● **THE PROBLEM**
Search the records below for the word "Mechanical". Pull out each line that has it.

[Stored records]
+ + +

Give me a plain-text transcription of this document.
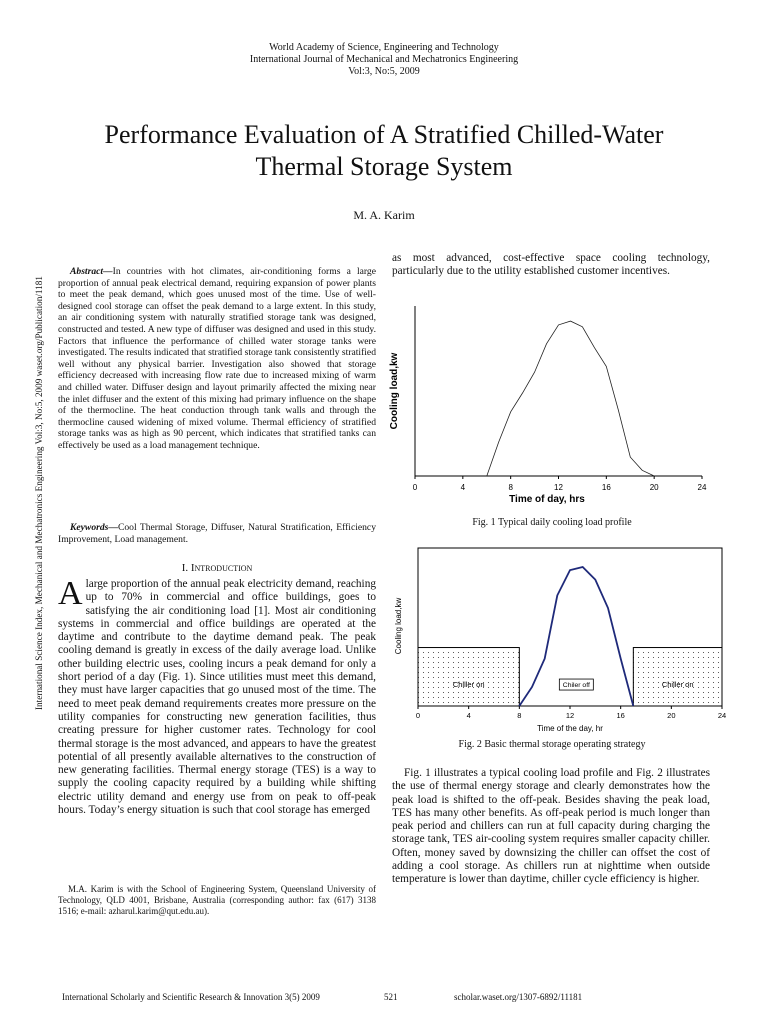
World Academy of Science, Engineering and Technology
International Journal of Mechanical and Mechatronics Engineering
Vol:3, No:5, 2009
Performance Evaluation of A Stratified Chilled-Water Thermal Storage System
M. A. Karim
International Science Index, Mechanical and Mechatronics Engineering Vol:3, No:5, 2009 waset.org/Publication/1181
Abstract—In countries with hot climates, air-conditioning forms a large proportion of annual peak electrical demand, requiring expansion of power plants to meet the peak demand, which goes unused most of the time. Use of well-designed cool storage can offset the peak demand to a large extent. In this study, an air conditioning system with naturally stratified storage tank was designed, constructed and tested. A new type of diffuser was designed and used in this study. Factors that influence the performance of chilled water storage tanks were investigated. The results indicated that stratified storage tank consistently stratified well without any physical barrier. Investigation also showed that storage efficiency decreased with increasing flow rate due to increased mixing of warm and chilled water. Diffuser design and layout primarily affected the mixing near the inlet diffuser and the extent of this mixing had primary influence on the shape of the thermocline. The heat conduction through tank walls and through the thermocline caused widening of mixed volume. Thermal efficiency of stratified storage tanks was as high as 90 percent, which indicates that stratified tanks can effectively be used as a load management technique.
Keywords—Cool Thermal Storage, Diffuser, Natural Stratification, Efficiency Improvement, Load management.
I. Introduction
Alarge proportion of the annual peak electricity demand, reaching up to 70% in commercial and office buildings, goes to satisfying the air conditioning load [1]. Most air conditioning systems in commercial and office buildings are operated at the daytime and contribute to the daytime demand peak. The peak cooling demand is greatly in excess of the daily average load. Unlike other building electric uses, cooling incurs a peak demand for only a short period of a day (Fig. 1). Since utilities must meet this demand, they must have larger capacities that go unused most of the time. The need to meet peak demand requirements creates more pressure on the utility companies for constructing new generation facilities, thus creating pressure for higher customer rates. Technology for cool thermal storage is the most advanced, and appears to have the greatest potential of all presently available alternatives to the construction of new generating facilities. Thermal energy storage (TES) is a way to supply the cooling capacity required by a building while shifting electric utility demand and energy use from on peak to off-peak hours. Today’s energy situation is such that cool storage has emerged
M.A. Karim is with the School of Engineering System, Queensland University of Technology, QLD 4001, Brisbane, Australia (corresponding author: fax (617) 3138 1516; e-mail: azharul.karim@qut.edu.au).
as most advanced, cost-effective space cooling technology, particularly due to the utility established customer incentives.
0	4	8	12	16	20	24
Cooling load,kw
Time of day, hrs
Fig. 1 Typical daily cooling load profile
Chiller on	Chiler off	Chiller on
0	4	8	12	16	20	24
Cooling load,kw
Time of the day, hr
Fig. 2 Basic thermal storage operating strategy
Fig. 1 illustrates a typical cooling load profile and Fig. 2 illustrates the use of thermal energy storage and clearly demonstrates how the peak load is shifted to the off-peak. Besides shaving the peak load, TES has many other benefits. As off-peak period is much longer than peak period and chillers can run at full capacity during charging the storage tank, TES air-cooling system requires smaller capacity chiller. Often, money saved by downsizing the chiller can offset the cost of adding a cool storage. As chillers run at nighttime when outside temperature is lower than daytime, chiller cycle efficiency is higher.
International Scholarly and Scientific Research & Innovation 3(5) 2009	521	scholar.waset.org/1307-6892/11181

+ + +

● **REPLY**
International Journal of Mechanical and Mechatronics Engineering
International Science Index, Mechanical and Mechatronics Engineering Vol:3, No:5, 2009 waset.org/Publication/1181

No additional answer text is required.